## TASK REQUIREMENTS:
Identify the lines in the data below that contain "metamod" and give only how many there are.

## RECORDS SUPPLIED:
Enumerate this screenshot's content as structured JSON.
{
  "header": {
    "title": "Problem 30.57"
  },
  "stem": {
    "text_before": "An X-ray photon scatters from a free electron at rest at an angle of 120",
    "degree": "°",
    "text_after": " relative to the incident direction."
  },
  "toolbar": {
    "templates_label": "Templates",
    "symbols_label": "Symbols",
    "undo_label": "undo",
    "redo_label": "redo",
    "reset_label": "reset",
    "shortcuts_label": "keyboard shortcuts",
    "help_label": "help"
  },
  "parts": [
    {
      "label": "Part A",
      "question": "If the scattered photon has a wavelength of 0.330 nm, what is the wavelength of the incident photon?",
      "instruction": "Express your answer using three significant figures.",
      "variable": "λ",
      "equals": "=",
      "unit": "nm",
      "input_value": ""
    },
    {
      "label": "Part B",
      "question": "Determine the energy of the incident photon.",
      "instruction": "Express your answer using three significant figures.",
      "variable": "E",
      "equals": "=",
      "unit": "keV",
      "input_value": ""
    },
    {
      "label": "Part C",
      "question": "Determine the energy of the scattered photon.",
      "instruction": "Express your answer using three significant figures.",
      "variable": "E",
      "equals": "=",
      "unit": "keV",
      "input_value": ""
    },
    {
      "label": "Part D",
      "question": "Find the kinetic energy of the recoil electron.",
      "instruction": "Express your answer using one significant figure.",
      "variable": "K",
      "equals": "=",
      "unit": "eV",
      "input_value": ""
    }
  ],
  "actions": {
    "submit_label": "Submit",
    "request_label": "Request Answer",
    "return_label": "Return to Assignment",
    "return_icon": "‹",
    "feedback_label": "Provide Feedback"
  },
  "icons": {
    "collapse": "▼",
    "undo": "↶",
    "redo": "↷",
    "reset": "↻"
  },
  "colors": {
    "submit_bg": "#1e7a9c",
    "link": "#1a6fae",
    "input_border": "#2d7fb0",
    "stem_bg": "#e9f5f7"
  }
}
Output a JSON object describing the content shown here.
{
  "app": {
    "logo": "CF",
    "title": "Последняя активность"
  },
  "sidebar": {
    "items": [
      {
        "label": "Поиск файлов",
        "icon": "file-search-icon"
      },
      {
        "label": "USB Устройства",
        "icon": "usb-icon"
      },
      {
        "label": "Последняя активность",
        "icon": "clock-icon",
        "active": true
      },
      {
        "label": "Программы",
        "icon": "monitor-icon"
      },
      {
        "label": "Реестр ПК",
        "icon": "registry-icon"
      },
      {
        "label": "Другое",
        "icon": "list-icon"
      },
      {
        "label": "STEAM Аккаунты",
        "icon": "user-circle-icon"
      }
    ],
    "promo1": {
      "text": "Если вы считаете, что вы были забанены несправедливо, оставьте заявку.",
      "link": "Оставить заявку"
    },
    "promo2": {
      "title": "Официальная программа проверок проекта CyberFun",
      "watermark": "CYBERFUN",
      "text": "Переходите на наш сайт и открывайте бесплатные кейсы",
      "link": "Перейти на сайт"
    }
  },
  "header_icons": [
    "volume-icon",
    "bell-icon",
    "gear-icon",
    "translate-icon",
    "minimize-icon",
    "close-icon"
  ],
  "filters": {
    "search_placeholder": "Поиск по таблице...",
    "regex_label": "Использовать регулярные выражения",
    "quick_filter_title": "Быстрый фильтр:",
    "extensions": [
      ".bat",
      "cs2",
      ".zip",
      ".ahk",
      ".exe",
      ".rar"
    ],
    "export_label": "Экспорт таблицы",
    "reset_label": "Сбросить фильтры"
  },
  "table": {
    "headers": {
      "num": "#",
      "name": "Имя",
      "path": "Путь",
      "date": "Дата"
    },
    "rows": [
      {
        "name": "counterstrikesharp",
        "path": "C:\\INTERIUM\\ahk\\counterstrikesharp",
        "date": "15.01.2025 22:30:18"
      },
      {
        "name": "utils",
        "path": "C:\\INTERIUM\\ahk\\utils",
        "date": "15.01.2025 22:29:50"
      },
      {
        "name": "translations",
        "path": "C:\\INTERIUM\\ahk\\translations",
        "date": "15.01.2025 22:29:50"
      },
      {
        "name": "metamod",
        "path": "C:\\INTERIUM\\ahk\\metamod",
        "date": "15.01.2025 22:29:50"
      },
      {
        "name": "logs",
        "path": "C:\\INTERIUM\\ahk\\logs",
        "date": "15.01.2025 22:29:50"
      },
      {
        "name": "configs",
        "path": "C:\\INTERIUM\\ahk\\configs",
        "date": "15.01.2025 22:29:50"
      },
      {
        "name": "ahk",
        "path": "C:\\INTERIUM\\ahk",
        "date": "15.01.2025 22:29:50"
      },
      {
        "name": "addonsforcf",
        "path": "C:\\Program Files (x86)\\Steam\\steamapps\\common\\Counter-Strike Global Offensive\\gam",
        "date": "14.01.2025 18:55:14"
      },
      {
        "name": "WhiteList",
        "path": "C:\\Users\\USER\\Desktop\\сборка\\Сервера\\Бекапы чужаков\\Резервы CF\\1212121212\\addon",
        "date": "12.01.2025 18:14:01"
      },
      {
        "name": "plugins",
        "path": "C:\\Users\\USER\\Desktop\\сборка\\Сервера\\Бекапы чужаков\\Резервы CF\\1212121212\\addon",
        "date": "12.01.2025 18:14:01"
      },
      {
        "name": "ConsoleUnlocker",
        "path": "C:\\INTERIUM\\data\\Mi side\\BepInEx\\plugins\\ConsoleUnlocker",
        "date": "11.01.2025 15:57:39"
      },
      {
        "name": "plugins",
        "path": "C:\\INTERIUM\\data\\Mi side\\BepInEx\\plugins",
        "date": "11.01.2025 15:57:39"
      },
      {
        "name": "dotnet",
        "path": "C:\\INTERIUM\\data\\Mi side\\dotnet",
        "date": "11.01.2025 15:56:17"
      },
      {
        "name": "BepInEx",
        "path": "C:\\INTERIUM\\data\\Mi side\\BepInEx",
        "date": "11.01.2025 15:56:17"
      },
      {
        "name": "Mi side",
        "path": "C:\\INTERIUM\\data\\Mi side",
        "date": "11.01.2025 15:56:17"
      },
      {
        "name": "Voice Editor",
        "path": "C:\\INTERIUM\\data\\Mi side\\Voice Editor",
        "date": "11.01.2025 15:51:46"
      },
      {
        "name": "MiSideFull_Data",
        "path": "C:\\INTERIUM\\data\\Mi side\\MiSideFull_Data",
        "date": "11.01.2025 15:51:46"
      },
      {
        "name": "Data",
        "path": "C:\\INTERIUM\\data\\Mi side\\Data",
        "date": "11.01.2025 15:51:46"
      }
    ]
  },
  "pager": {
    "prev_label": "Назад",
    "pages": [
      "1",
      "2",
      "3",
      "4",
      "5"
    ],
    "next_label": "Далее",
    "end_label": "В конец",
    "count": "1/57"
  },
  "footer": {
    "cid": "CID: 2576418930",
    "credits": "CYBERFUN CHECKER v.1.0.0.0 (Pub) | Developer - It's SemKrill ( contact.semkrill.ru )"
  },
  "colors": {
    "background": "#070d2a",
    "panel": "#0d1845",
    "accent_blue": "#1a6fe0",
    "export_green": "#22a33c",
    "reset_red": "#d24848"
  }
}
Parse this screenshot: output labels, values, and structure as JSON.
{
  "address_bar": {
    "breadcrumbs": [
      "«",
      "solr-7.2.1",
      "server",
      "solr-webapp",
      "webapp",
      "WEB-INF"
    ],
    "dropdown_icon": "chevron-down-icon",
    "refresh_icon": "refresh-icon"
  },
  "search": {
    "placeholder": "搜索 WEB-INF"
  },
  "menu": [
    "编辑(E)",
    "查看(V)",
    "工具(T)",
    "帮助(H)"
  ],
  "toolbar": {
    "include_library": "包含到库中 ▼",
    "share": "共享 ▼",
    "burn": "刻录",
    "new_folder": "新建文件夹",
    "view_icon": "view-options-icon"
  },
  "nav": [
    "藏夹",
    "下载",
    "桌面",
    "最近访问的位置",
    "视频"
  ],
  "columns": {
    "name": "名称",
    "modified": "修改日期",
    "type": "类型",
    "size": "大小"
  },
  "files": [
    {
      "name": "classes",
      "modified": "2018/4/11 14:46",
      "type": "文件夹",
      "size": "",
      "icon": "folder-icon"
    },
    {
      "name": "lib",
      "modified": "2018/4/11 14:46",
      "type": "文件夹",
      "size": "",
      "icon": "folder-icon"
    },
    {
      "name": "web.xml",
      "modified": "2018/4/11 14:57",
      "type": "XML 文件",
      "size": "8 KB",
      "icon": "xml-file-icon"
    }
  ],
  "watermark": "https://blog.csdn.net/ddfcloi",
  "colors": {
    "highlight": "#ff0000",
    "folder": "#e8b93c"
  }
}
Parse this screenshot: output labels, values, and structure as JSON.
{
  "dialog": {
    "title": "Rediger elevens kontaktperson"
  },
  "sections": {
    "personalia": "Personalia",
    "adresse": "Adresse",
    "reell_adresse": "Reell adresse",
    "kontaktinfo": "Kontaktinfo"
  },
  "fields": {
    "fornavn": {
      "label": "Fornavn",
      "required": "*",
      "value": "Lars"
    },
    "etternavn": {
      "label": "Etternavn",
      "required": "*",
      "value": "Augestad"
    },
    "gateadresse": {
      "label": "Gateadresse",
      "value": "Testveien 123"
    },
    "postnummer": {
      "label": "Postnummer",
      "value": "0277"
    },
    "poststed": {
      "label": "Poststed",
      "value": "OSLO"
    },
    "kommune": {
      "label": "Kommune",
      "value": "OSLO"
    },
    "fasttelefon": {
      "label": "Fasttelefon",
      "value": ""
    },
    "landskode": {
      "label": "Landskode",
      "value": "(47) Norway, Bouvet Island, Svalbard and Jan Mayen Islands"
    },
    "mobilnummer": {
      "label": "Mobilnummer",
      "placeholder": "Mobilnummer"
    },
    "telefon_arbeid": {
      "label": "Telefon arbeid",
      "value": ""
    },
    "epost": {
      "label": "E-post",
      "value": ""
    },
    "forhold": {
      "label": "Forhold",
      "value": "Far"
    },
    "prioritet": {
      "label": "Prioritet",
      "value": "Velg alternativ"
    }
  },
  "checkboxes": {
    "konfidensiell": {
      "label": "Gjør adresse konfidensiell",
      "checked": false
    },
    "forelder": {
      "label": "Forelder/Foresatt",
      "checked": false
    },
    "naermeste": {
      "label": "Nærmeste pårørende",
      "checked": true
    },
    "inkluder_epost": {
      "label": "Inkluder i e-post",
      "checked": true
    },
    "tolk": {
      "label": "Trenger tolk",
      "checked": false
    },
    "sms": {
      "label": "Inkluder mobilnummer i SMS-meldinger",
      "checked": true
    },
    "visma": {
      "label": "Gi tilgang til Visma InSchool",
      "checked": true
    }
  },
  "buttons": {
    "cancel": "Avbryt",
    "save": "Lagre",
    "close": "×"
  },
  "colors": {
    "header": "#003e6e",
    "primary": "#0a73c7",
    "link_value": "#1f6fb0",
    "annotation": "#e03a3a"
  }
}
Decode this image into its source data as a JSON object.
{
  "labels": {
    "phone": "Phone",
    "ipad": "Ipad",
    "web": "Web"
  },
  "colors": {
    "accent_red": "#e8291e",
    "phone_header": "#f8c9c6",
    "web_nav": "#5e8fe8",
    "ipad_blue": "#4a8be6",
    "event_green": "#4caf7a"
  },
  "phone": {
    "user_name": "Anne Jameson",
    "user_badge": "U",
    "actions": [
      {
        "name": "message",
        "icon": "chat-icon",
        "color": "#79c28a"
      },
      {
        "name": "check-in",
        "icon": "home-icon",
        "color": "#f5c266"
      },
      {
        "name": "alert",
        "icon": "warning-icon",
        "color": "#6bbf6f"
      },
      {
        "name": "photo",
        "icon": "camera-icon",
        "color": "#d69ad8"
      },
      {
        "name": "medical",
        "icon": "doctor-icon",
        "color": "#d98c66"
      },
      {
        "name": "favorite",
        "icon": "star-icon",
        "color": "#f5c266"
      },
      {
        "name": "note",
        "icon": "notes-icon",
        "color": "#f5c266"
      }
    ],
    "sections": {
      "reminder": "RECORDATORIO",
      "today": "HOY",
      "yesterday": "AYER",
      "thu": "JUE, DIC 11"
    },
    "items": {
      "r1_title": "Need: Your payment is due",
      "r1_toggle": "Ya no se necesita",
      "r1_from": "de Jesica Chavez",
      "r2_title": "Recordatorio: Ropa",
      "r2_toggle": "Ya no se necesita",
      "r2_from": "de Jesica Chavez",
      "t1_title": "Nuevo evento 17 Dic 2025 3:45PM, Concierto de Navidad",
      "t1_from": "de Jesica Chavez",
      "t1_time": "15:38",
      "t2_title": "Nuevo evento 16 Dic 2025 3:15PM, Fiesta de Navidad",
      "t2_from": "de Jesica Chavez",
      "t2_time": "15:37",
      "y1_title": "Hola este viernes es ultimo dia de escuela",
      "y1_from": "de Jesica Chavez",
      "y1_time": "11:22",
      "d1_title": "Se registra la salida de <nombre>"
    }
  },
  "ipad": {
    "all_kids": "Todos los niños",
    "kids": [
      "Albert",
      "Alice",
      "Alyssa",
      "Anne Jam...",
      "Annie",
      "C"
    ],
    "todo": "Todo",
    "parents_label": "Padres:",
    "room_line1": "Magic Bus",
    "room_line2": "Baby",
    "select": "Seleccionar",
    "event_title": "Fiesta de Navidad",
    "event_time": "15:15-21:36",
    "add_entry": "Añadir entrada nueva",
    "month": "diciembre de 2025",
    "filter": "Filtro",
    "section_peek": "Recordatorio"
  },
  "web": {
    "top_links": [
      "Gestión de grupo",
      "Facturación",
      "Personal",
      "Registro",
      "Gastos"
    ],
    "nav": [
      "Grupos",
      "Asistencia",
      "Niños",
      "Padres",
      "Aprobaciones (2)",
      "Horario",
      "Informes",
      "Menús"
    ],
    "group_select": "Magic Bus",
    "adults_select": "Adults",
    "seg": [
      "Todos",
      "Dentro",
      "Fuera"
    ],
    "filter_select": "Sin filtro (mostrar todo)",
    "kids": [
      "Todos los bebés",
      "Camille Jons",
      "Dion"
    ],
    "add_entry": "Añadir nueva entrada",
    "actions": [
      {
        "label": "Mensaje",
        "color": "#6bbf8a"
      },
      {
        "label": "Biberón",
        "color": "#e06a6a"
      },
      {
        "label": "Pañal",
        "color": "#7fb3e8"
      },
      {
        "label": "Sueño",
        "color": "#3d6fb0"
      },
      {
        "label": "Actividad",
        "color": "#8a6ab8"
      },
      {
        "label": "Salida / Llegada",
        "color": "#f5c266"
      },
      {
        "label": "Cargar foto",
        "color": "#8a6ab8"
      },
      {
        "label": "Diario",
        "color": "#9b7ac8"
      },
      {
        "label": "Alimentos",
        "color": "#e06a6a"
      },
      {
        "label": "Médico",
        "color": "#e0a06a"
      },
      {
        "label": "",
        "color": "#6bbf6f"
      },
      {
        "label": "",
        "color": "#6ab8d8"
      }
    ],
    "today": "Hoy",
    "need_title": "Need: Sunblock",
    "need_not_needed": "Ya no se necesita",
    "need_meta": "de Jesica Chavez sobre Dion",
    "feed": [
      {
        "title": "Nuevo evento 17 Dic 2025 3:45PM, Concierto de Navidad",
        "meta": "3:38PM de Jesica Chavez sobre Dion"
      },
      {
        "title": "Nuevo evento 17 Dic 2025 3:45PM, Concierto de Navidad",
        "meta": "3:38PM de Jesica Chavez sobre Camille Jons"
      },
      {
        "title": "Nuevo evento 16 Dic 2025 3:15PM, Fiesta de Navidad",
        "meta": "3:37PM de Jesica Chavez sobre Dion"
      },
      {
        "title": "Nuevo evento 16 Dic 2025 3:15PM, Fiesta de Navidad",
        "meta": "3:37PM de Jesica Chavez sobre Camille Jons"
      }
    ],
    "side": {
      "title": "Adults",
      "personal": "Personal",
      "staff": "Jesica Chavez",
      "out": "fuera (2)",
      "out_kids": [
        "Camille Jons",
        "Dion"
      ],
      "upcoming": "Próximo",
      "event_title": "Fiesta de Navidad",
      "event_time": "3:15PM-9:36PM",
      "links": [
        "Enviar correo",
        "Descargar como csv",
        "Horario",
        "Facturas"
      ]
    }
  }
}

## TASK ANSWER:
2